Given exercise: Find the word "background" in the material below and gather every line that contains it.

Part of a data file
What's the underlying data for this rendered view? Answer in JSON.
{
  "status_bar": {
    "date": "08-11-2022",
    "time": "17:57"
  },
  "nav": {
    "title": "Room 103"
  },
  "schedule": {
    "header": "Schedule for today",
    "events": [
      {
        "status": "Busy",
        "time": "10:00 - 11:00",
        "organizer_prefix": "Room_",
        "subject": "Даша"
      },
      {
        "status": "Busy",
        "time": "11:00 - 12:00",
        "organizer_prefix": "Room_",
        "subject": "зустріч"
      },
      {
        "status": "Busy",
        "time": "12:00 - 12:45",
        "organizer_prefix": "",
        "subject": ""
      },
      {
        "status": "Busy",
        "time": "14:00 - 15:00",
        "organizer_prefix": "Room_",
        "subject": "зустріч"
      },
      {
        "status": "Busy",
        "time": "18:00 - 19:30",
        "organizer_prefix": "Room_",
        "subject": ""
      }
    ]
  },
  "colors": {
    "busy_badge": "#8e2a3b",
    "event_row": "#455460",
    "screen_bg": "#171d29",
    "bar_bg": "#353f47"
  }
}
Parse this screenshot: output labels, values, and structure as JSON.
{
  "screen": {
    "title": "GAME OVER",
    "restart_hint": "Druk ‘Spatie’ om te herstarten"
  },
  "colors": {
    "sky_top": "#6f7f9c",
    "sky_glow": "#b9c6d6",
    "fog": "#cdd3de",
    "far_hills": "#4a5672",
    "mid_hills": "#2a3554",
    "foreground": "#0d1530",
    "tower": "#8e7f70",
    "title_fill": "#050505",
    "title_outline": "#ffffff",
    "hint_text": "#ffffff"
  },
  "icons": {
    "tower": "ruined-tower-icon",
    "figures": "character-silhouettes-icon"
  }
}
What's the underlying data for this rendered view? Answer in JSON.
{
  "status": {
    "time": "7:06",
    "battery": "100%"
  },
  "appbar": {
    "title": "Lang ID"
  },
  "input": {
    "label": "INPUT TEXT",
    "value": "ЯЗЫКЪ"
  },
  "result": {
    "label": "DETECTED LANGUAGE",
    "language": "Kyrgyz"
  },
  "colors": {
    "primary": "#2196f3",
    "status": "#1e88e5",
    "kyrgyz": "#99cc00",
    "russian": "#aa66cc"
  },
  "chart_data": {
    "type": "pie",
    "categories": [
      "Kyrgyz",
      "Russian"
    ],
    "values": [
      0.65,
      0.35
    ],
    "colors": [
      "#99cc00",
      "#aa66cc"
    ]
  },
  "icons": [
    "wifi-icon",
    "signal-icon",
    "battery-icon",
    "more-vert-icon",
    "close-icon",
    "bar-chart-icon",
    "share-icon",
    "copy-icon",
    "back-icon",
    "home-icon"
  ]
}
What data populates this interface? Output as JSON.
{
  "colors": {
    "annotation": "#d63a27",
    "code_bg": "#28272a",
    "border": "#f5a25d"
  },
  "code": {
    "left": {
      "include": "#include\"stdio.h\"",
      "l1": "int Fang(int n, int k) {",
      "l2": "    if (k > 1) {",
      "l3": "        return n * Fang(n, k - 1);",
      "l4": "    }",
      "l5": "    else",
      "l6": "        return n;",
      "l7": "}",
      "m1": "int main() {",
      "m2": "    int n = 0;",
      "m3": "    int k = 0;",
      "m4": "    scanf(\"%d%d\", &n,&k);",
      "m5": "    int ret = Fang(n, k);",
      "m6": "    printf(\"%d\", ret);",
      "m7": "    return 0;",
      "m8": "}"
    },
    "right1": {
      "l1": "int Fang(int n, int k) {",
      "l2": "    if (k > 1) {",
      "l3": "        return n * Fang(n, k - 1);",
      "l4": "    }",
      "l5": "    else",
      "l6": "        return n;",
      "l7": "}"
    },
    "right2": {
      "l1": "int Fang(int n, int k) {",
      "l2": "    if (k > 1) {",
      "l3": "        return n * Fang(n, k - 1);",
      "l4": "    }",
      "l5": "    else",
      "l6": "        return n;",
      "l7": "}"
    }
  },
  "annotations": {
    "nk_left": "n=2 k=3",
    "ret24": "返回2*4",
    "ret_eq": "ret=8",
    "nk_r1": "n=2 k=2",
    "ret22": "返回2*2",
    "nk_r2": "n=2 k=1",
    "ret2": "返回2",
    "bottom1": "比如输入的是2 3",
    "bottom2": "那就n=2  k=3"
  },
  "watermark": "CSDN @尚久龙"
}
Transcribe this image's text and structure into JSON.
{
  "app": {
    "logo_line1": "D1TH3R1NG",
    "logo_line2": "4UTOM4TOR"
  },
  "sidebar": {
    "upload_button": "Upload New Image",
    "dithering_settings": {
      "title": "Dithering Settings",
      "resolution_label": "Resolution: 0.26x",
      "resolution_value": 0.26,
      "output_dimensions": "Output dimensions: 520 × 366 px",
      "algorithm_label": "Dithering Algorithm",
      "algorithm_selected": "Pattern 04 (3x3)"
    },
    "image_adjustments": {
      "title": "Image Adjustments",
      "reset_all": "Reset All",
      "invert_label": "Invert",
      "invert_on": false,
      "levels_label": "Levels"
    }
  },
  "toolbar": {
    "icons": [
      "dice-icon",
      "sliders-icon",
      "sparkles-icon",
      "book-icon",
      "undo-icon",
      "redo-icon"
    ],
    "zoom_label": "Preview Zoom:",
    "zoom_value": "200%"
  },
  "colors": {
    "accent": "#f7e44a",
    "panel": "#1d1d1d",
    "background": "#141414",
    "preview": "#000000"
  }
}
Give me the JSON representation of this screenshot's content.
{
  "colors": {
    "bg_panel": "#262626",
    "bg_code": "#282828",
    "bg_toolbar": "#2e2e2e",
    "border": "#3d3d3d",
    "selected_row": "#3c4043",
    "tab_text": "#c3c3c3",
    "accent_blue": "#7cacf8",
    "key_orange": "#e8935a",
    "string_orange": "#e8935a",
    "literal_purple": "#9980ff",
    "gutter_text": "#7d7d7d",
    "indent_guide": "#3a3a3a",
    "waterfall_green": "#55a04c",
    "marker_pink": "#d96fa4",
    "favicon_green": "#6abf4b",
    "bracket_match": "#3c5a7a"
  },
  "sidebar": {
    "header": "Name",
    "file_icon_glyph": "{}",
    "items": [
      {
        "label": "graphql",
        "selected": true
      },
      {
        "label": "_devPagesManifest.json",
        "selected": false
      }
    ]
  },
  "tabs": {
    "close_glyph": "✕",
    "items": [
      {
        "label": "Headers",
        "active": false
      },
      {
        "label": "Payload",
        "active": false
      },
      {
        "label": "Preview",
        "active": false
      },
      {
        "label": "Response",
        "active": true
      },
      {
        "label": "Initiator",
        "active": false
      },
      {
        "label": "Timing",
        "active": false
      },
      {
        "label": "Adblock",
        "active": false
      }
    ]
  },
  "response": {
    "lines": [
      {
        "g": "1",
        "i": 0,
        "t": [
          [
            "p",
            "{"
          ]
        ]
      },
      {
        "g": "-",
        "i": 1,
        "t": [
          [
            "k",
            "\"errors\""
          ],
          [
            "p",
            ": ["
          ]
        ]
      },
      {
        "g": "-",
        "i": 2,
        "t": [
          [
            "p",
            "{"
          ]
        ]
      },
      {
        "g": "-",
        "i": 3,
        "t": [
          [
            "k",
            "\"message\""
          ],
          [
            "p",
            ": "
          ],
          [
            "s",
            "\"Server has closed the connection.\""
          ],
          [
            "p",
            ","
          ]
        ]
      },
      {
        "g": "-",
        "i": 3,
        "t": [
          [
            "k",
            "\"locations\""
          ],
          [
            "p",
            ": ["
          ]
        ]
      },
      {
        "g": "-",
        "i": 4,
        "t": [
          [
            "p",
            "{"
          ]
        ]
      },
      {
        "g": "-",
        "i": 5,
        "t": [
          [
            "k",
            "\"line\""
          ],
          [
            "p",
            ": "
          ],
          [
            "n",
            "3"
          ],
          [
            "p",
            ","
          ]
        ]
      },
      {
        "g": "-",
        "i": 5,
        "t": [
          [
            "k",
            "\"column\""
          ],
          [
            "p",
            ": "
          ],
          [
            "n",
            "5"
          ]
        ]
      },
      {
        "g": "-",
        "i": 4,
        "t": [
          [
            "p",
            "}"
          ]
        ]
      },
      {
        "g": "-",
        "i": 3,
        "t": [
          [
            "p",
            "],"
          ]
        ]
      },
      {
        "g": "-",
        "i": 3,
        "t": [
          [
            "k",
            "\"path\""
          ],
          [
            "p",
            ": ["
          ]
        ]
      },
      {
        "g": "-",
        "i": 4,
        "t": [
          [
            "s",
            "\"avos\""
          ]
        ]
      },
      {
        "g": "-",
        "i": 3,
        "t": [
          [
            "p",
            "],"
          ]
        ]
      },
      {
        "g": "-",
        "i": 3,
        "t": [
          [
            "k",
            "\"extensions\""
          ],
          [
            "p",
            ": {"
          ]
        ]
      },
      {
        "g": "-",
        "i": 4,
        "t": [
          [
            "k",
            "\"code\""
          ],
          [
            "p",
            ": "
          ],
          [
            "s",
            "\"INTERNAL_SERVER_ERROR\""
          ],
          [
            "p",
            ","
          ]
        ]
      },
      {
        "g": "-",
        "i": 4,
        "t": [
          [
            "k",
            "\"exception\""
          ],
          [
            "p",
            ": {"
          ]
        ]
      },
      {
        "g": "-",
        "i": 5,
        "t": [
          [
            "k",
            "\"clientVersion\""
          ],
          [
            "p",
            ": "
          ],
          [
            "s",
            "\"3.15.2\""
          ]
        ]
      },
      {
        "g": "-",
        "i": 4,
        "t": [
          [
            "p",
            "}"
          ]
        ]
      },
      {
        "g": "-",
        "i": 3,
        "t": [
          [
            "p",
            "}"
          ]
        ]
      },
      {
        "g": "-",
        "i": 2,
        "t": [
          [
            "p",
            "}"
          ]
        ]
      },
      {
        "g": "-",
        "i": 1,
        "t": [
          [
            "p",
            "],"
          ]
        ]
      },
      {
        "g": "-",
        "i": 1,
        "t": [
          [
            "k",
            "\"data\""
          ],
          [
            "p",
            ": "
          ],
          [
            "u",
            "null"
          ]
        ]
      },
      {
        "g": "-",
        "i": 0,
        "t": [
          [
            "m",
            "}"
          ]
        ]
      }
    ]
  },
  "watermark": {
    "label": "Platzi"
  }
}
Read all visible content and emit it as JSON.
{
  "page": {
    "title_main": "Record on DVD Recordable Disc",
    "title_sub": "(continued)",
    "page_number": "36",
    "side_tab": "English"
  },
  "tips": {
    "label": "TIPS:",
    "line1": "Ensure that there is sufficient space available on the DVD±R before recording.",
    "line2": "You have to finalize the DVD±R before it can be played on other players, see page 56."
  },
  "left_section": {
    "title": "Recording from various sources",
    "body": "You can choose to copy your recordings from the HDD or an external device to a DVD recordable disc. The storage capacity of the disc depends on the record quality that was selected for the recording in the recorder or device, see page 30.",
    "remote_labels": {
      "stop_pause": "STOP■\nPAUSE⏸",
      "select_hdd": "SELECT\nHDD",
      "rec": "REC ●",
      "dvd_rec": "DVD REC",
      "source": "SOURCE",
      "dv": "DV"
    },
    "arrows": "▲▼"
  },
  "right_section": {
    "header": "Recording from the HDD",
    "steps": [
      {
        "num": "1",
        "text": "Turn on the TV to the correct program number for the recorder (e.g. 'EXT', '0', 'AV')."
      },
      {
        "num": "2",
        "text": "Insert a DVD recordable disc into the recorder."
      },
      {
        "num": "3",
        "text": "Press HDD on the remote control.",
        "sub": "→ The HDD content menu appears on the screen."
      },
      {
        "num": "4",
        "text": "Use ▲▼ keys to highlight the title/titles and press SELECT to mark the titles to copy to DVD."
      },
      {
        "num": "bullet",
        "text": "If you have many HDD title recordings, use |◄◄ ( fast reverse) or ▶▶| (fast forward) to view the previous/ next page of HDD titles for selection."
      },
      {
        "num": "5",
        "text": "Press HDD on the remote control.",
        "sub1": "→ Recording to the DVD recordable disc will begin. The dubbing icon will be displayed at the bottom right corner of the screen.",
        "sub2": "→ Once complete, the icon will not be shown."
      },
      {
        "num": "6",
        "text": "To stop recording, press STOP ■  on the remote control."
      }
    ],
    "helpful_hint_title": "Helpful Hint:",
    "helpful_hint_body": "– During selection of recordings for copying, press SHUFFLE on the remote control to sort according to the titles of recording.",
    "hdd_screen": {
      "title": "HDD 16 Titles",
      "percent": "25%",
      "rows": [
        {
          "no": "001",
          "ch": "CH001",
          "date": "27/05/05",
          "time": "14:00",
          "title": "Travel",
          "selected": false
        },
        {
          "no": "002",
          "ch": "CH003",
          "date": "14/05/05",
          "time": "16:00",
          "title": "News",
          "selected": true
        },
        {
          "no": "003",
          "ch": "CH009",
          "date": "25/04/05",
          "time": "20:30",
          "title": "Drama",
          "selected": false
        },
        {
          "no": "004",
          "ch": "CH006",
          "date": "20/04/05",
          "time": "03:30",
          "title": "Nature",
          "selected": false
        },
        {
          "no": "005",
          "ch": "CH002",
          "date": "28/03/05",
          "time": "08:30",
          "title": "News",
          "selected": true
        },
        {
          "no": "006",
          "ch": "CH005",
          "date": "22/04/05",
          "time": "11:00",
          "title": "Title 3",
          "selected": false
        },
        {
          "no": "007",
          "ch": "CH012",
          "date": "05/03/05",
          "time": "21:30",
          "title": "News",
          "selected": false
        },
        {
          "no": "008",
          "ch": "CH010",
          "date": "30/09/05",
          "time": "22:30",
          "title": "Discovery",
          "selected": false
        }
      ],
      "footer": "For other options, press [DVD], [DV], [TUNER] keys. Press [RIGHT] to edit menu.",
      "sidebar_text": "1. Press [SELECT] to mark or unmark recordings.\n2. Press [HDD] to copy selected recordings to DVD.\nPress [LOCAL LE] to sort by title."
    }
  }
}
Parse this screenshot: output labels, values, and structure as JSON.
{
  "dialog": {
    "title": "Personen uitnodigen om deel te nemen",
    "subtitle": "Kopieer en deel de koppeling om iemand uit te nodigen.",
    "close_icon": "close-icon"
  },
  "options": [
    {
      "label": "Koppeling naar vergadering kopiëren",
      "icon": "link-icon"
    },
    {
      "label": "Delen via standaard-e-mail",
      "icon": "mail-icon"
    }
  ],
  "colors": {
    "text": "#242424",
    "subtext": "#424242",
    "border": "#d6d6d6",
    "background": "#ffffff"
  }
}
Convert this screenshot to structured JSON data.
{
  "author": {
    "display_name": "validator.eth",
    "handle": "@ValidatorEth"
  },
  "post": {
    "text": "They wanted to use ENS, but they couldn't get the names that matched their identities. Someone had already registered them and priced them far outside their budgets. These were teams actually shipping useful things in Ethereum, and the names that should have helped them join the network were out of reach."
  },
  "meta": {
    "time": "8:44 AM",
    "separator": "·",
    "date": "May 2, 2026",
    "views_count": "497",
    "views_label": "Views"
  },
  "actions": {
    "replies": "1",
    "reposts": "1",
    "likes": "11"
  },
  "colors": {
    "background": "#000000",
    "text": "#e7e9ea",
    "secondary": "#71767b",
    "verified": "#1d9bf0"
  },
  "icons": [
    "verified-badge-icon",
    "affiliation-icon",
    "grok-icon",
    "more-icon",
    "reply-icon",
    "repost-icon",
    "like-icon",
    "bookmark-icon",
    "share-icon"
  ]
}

Answer in full:
    "background": "#141414",
    "background": "#ffffff"
    "background": "#000000",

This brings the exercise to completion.